What the exercise asks:
Skip the pictures and quote all of the lines exactly.

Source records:
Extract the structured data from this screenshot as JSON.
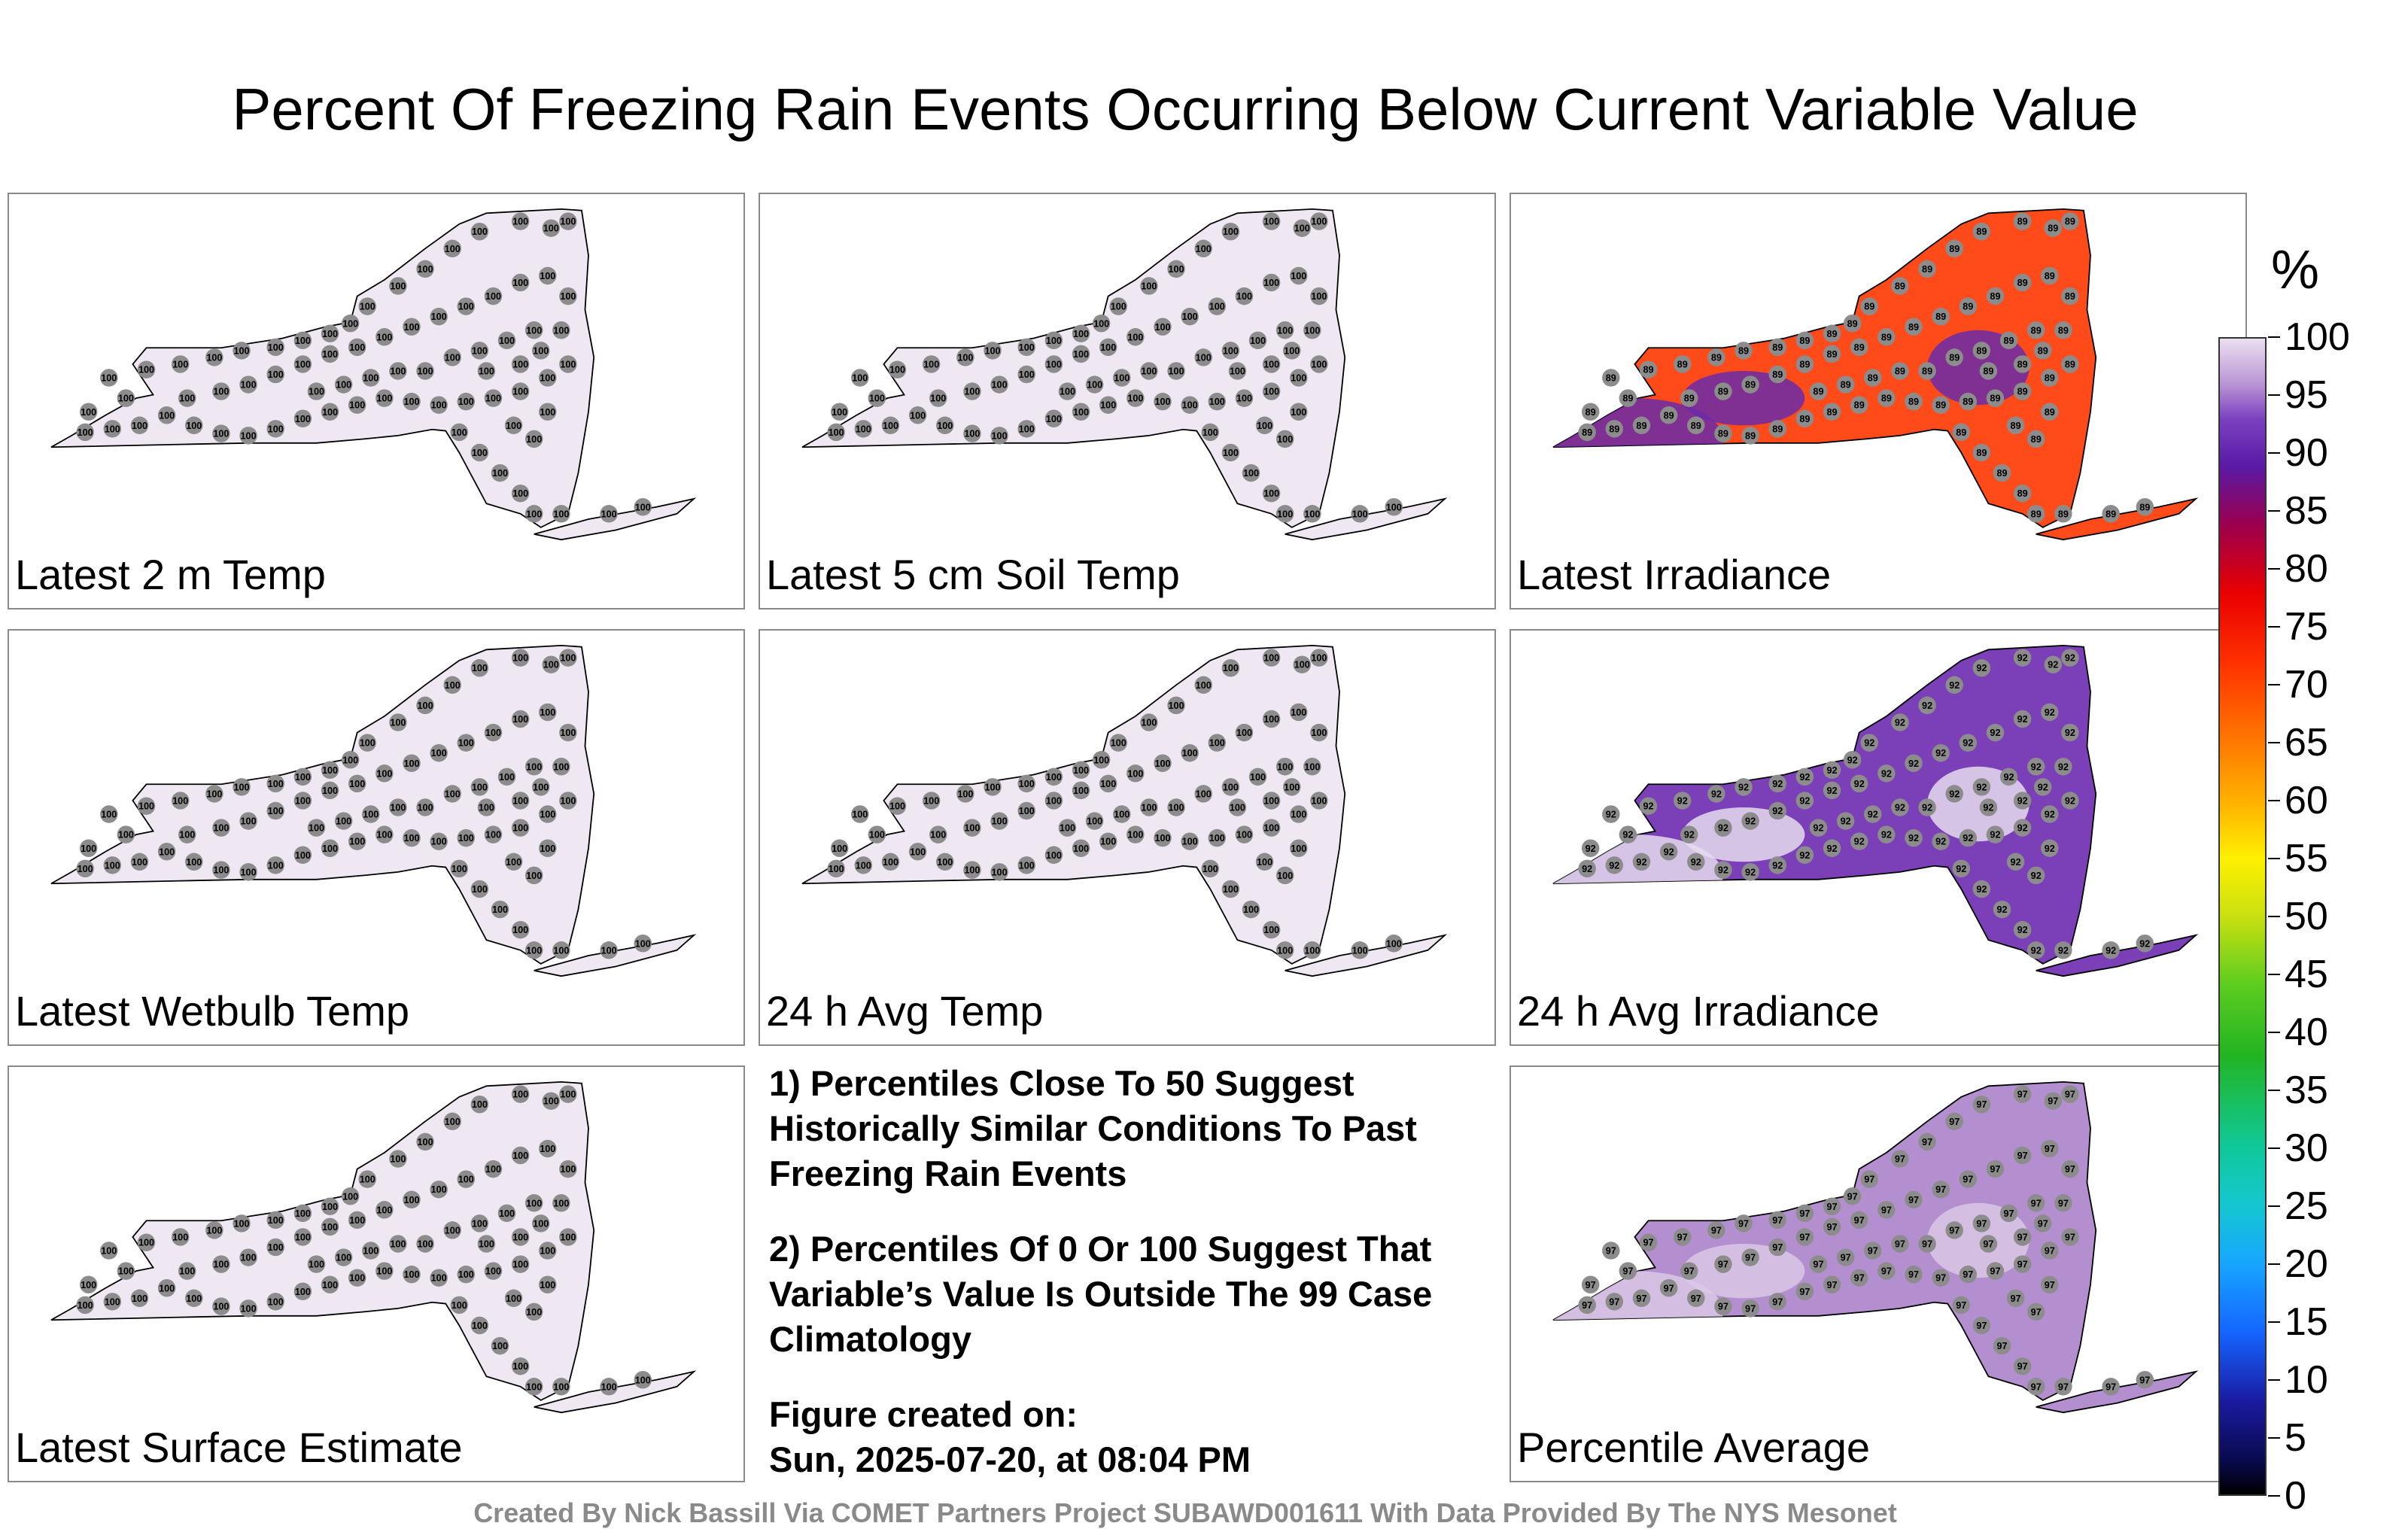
{
  "title": "Percent Of Freezing Rain Events Occurring Below Current Variable Value",
  "unit": "%",
  "colorbar_ticks": [
    "100",
    "95",
    "90",
    "85",
    "80",
    "75",
    "70",
    "65",
    "60",
    "55",
    "50",
    "45",
    "40",
    "35",
    "30",
    "25",
    "20",
    "15",
    "10",
    "5",
    "0"
  ],
  "panels": [
    {
      "label": "Latest 2 m Temp",
      "fill": "#efe8f2",
      "station_value": "100"
    },
    {
      "label": "Latest 5 cm Soil Temp",
      "fill": "#efe8f2",
      "station_value": "100"
    },
    {
      "label": "Latest Irradiance",
      "fill": "#ff4a1a",
      "accent": "#6a2aa8",
      "station_value": "89"
    },
    {
      "label": "Latest Wetbulb Temp",
      "fill": "#efe8f2",
      "station_value": "100"
    },
    {
      "label": "24 h Avg Temp",
      "fill": "#efe8f2",
      "station_value": "100"
    },
    {
      "label": "24 h Avg Irradiance",
      "fill": "#7b3fb8",
      "accent": "#e6dcee",
      "station_value": "92"
    },
    {
      "label": "Latest Surface Estimate",
      "fill": "#efe8f2",
      "station_value": "100"
    },
    {
      "label": "Percentile Average",
      "fill": "#b48fd0",
      "accent": "#d9c8e6",
      "station_value": "97"
    }
  ],
  "notes": {
    "note1": "1) Percentiles Close To 50 Suggest Historically Similar Conditions To Past Freezing Rain Events",
    "note2": "2) Percentiles Of 0 Or 100 Suggest That Variable’s Value Is Outside The 99 Case Climatology",
    "created_label": "Figure created on:",
    "created_value": "Sun, 2025-07-20, at 08:04 PM"
  },
  "footer": "Created By Nick Bassill Via COMET Partners Project SUBAWD001611 With Data Provided By The NYS Mesonet"
}
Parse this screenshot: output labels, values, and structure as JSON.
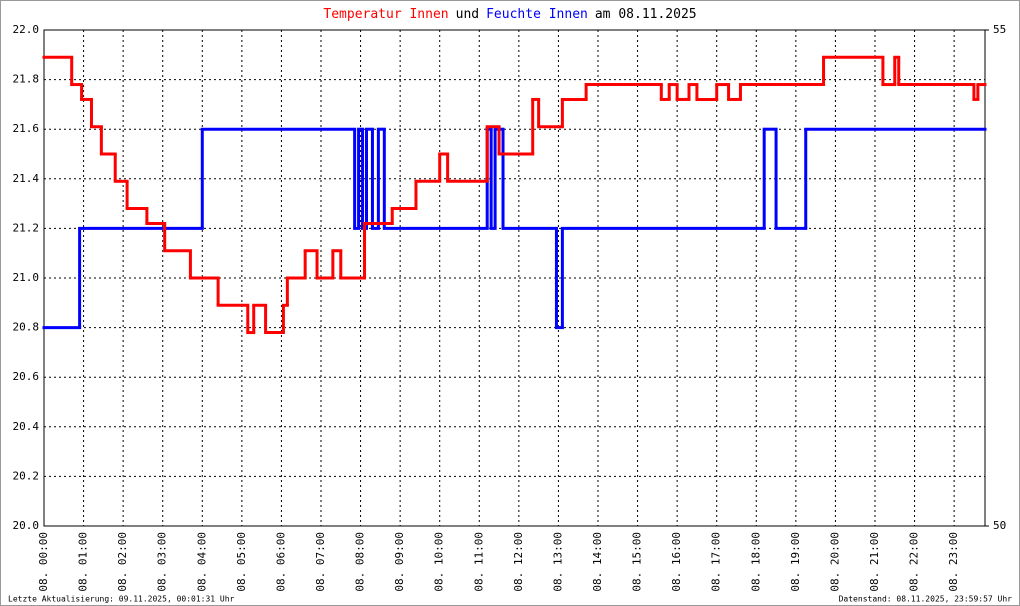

The output:
Extract the structured data from this screenshot as JSON.
{
  "title": "Percent Of Freezing Rain Events Occurring Below Current Variable Value",
  "unit": "%",
  "colorbar_ticks": [
    "100",
    "95",
    "90",
    "85",
    "80",
    "75",
    "70",
    "65",
    "60",
    "55",
    "50",
    "45",
    "40",
    "35",
    "30",
    "25",
    "20",
    "15",
    "10",
    "5",
    "0"
  ],
  "panels": [
    {
      "label": "Latest 2 m Temp",
      "fill": "#efe8f2",
      "station_value": "100"
    },
    {
      "label": "Latest 5 cm Soil Temp",
      "fill": "#efe8f2",
      "station_value": "100"
    },
    {
      "label": "Latest Irradiance",
      "fill": "#ff4a1a",
      "accent": "#6a2aa8",
      "station_value": "89"
    },
    {
      "label": "Latest Wetbulb Temp",
      "fill": "#efe8f2",
      "station_value": "100"
    },
    {
      "label": "24 h Avg Temp",
      "fill": "#efe8f2",
      "station_value": "100"
    },
    {
      "label": "24 h Avg Irradiance",
      "fill": "#7b3fb8",
      "accent": "#e6dcee",
      "station_value": "92"
    },
    {
      "label": "Latest Surface Estimate",
      "fill": "#efe8f2",
      "station_value": "100"
    },
    {
      "label": "Percentile Average",
      "fill": "#b48fd0",
      "accent": "#d9c8e6",
      "station_value": "97"
    }
  ],
  "notes": {
    "note1": "1) Percentiles Close To 50 Suggest Historically Similar Conditions To Past Freezing Rain Events",
    "note2": "2) Percentiles Of 0 Or 100 Suggest That Variable’s Value Is Outside The 99 Case Climatology",
    "created_label": "Figure created on:",
    "created_value": "Sun, 2025-07-20, at 08:04 PM"
  },
  "footer": "Created By Nick Bassill Via COMET Partners Project SUBAWD001611 With Data Provided By The NYS Mesonet"
}
Parse this screenshot: output labels, values, and structure as JSON.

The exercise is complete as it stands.